**Stated problem**
Pictures aside, write out every record exactly as it appears.
==============================
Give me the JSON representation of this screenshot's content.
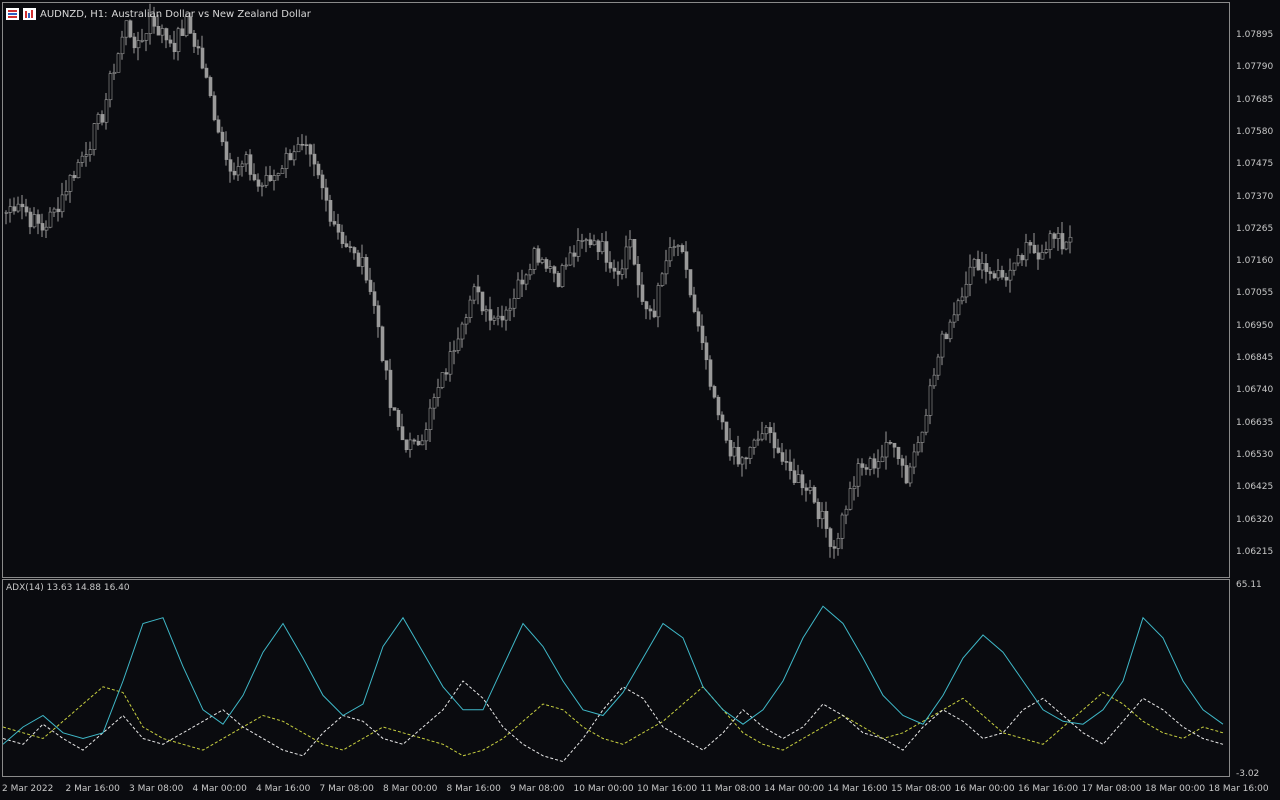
{
  "chart_header": {
    "symbol_timeframe": "AUDNZD, H1:",
    "description": "Australian Dollar vs New Zealand Dollar"
  },
  "icons": [
    "symbol-list-icon",
    "chart-type-icon"
  ],
  "colors": {
    "background": "#0a0b0f",
    "candles": "#9a9a9a",
    "adx_line": "#3fb8c8",
    "plus_di": "#e8e8e8",
    "minus_di": "#c8d040",
    "border": "#8a8a8a"
  },
  "indicator": {
    "label": "ADX(14) 13.63 14.88 16.40",
    "scale_top": "65.11",
    "scale_bottom": "-3.02"
  },
  "price_axis": [
    "1.07895",
    "1.07790",
    "1.07685",
    "1.07580",
    "1.07475",
    "1.07370",
    "1.07265",
    "1.07160",
    "1.07055",
    "1.06950",
    "1.06845",
    "1.06740",
    "1.06635",
    "1.06530",
    "1.06425",
    "1.06320",
    "1.06215"
  ],
  "time_axis": [
    "2 Mar 2022",
    "2 Mar 16:00",
    "3 Mar 08:00",
    "4 Mar 00:00",
    "4 Mar 16:00",
    "7 Mar 08:00",
    "8 Mar 00:00",
    "8 Mar 16:00",
    "9 Mar 08:00",
    "10 Mar 00:00",
    "10 Mar 16:00",
    "11 Mar 08:00",
    "14 Mar 00:00",
    "14 Mar 16:00",
    "15 Mar 08:00",
    "16 Mar 00:00",
    "16 Mar 16:00",
    "17 Mar 08:00",
    "18 Mar 00:00",
    "18 Mar 16:00"
  ],
  "chart_data": {
    "type": "line",
    "series": [
      {
        "values": [
          1.073,
          1.0734,
          1.0728,
          1.0725,
          1.073,
          1.0738,
          1.0745,
          1.0752,
          1.076,
          1.0775,
          1.0788,
          1.078,
          1.079,
          1.0785,
          1.0782,
          1.0788,
          1.078,
          1.0765,
          1.0752,
          1.0742,
          1.0745,
          1.0738,
          1.074,
          1.0745,
          1.075,
          1.0748,
          1.074,
          1.073,
          1.0722,
          1.0716,
          1.0712,
          1.0695,
          1.067,
          1.066,
          1.0657,
          1.0665,
          1.0675,
          1.0685,
          1.0698,
          1.0705,
          1.07,
          1.0698,
          1.0702,
          1.071,
          1.0718,
          1.0715,
          1.071,
          1.0716,
          1.072,
          1.0722,
          1.0717,
          1.0712,
          1.0722,
          1.07,
          1.07,
          1.0715,
          1.072,
          1.0705,
          1.0688,
          1.067,
          1.066,
          1.0652,
          1.0656,
          1.0662,
          1.066,
          1.065,
          1.0648,
          1.0645,
          1.0635,
          1.0627,
          1.064,
          1.065,
          1.0652,
          1.0655,
          1.066,
          1.0648,
          1.066,
          1.0675,
          1.069,
          1.07,
          1.071,
          1.0715,
          1.0712,
          1.071,
          1.0712,
          1.0718,
          1.0718,
          1.0722,
          1.072,
          1.0725
        ]
      },
      {
        "name": "ADX",
        "values": [
          8,
          14,
          18,
          12,
          10,
          12,
          30,
          50,
          52,
          35,
          20,
          15,
          25,
          40,
          50,
          38,
          25,
          18,
          22,
          42,
          52,
          40,
          28,
          20,
          20,
          35,
          50,
          42,
          30,
          20,
          18,
          26,
          38,
          50,
          45,
          28,
          20,
          15,
          20,
          30,
          45,
          56,
          50,
          38,
          25,
          18,
          15,
          25,
          38,
          46,
          40,
          30,
          20,
          16,
          15,
          20,
          30,
          52,
          45,
          30,
          20,
          15
        ]
      },
      {
        "name": "+DI",
        "values": [
          10,
          8,
          15,
          10,
          6,
          12,
          18,
          10,
          8,
          12,
          16,
          20,
          14,
          10,
          6,
          4,
          12,
          18,
          16,
          10,
          8,
          14,
          20,
          30,
          24,
          14,
          8,
          4,
          2,
          10,
          20,
          28,
          24,
          14,
          10,
          6,
          12,
          20,
          14,
          10,
          14,
          22,
          18,
          12,
          10,
          6,
          14,
          20,
          16,
          10,
          12,
          20,
          24,
          18,
          12,
          8,
          16,
          24,
          20,
          14,
          10,
          8
        ]
      },
      {
        "name": "-DI",
        "values": [
          14,
          12,
          10,
          16,
          22,
          28,
          26,
          14,
          10,
          8,
          6,
          10,
          14,
          18,
          16,
          12,
          8,
          6,
          10,
          14,
          12,
          10,
          8,
          4,
          6,
          10,
          16,
          22,
          20,
          14,
          10,
          8,
          12,
          16,
          22,
          28,
          20,
          12,
          8,
          6,
          10,
          14,
          18,
          14,
          10,
          12,
          16,
          20,
          24,
          18,
          12,
          10,
          8,
          14,
          20,
          26,
          22,
          16,
          12,
          10,
          14,
          12
        ]
      }
    ]
  }
}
==============================
**Full response**
Give me the JSON representation of this screenshot's content.
{
  "chart_header": {
    "symbol_timeframe": "AUDNZD, H1:",
    "description": "Australian Dollar vs New Zealand Dollar"
  },
  "icons": [
    "symbol-list-icon",
    "chart-type-icon"
  ],
  "colors": {
    "background": "#0a0b0f",
    "candles": "#9a9a9a",
    "adx_line": "#3fb8c8",
    "plus_di": "#e8e8e8",
    "minus_di": "#c8d040",
    "border": "#8a8a8a"
  },
  "indicator": {
    "label": "ADX(14) 13.63 14.88 16.40",
    "scale_top": "65.11",
    "scale_bottom": "-3.02"
  },
  "price_axis": [
    "1.07895",
    "1.07790",
    "1.07685",
    "1.07580",
    "1.07475",
    "1.07370",
    "1.07265",
    "1.07160",
    "1.07055",
    "1.06950",
    "1.06845",
    "1.06740",
    "1.06635",
    "1.06530",
    "1.06425",
    "1.06320",
    "1.06215"
  ],
  "time_axis": [
    "2 Mar 2022",
    "2 Mar 16:00",
    "3 Mar 08:00",
    "4 Mar 00:00",
    "4 Mar 16:00",
    "7 Mar 08:00",
    "8 Mar 00:00",
    "8 Mar 16:00",
    "9 Mar 08:00",
    "10 Mar 00:00",
    "10 Mar 16:00",
    "11 Mar 08:00",
    "14 Mar 00:00",
    "14 Mar 16:00",
    "15 Mar 08:00",
    "16 Mar 00:00",
    "16 Mar 16:00",
    "17 Mar 08:00",
    "18 Mar 00:00",
    "18 Mar 16:00"
  ],
  "chart_data": {
    "type": "line",
    "series": [
      {
        "values": [
          1.073,
          1.0734,
          1.0728,
          1.0725,
          1.073,
          1.0738,
          1.0745,
          1.0752,
          1.076,
          1.0775,
          1.0788,
          1.078,
          1.079,
          1.0785,
          1.0782,
          1.0788,
          1.078,
          1.0765,
          1.0752,
          1.0742,
          1.0745,
          1.0738,
          1.074,
          1.0745,
          1.075,
          1.0748,
          1.074,
          1.073,
          1.0722,
          1.0716,
          1.0712,
          1.0695,
          1.067,
          1.066,
          1.0657,
          1.0665,
          1.0675,
          1.0685,
          1.0698,
          1.0705,
          1.07,
          1.0698,
          1.0702,
          1.071,
          1.0718,
          1.0715,
          1.071,
          1.0716,
          1.072,
          1.0722,
          1.0717,
          1.0712,
          1.0722,
          1.07,
          1.07,
          1.0715,
          1.072,
          1.0705,
          1.0688,
          1.067,
          1.066,
          1.0652,
          1.0656,
          1.0662,
          1.066,
          1.065,
          1.0648,
          1.0645,
          1.0635,
          1.0627,
          1.064,
          1.065,
          1.0652,
          1.0655,
          1.066,
          1.0648,
          1.066,
          1.0675,
          1.069,
          1.07,
          1.071,
          1.0715,
          1.0712,
          1.071,
          1.0712,
          1.0718,
          1.0718,
          1.0722,
          1.072,
          1.0725
        ]
      },
      {
        "name": "ADX",
        "values": [
          8,
          14,
          18,
          12,
          10,
          12,
          30,
          50,
          52,
          35,
          20,
          15,
          25,
          40,
          50,
          38,
          25,
          18,
          22,
          42,
          52,
          40,
          28,
          20,
          20,
          35,
          50,
          42,
          30,
          20,
          18,
          26,
          38,
          50,
          45,
          28,
          20,
          15,
          20,
          30,
          45,
          56,
          50,
          38,
          25,
          18,
          15,
          25,
          38,
          46,
          40,
          30,
          20,
          16,
          15,
          20,
          30,
          52,
          45,
          30,
          20,
          15
        ]
      },
      {
        "name": "+DI",
        "values": [
          10,
          8,
          15,
          10,
          6,
          12,
          18,
          10,
          8,
          12,
          16,
          20,
          14,
          10,
          6,
          4,
          12,
          18,
          16,
          10,
          8,
          14,
          20,
          30,
          24,
          14,
          8,
          4,
          2,
          10,
          20,
          28,
          24,
          14,
          10,
          6,
          12,
          20,
          14,
          10,
          14,
          22,
          18,
          12,
          10,
          6,
          14,
          20,
          16,
          10,
          12,
          20,
          24,
          18,
          12,
          8,
          16,
          24,
          20,
          14,
          10,
          8
        ]
      },
      {
        "name": "-DI",
        "values": [
          14,
          12,
          10,
          16,
          22,
          28,
          26,
          14,
          10,
          8,
          6,
          10,
          14,
          18,
          16,
          12,
          8,
          6,
          10,
          14,
          12,
          10,
          8,
          4,
          6,
          10,
          16,
          22,
          20,
          14,
          10,
          8,
          12,
          16,
          22,
          28,
          20,
          12,
          8,
          6,
          10,
          14,
          18,
          14,
          10,
          12,
          16,
          20,
          24,
          18,
          12,
          10,
          8,
          14,
          20,
          26,
          22,
          16,
          12,
          10,
          14,
          12
        ]
      }
    ]
  }
}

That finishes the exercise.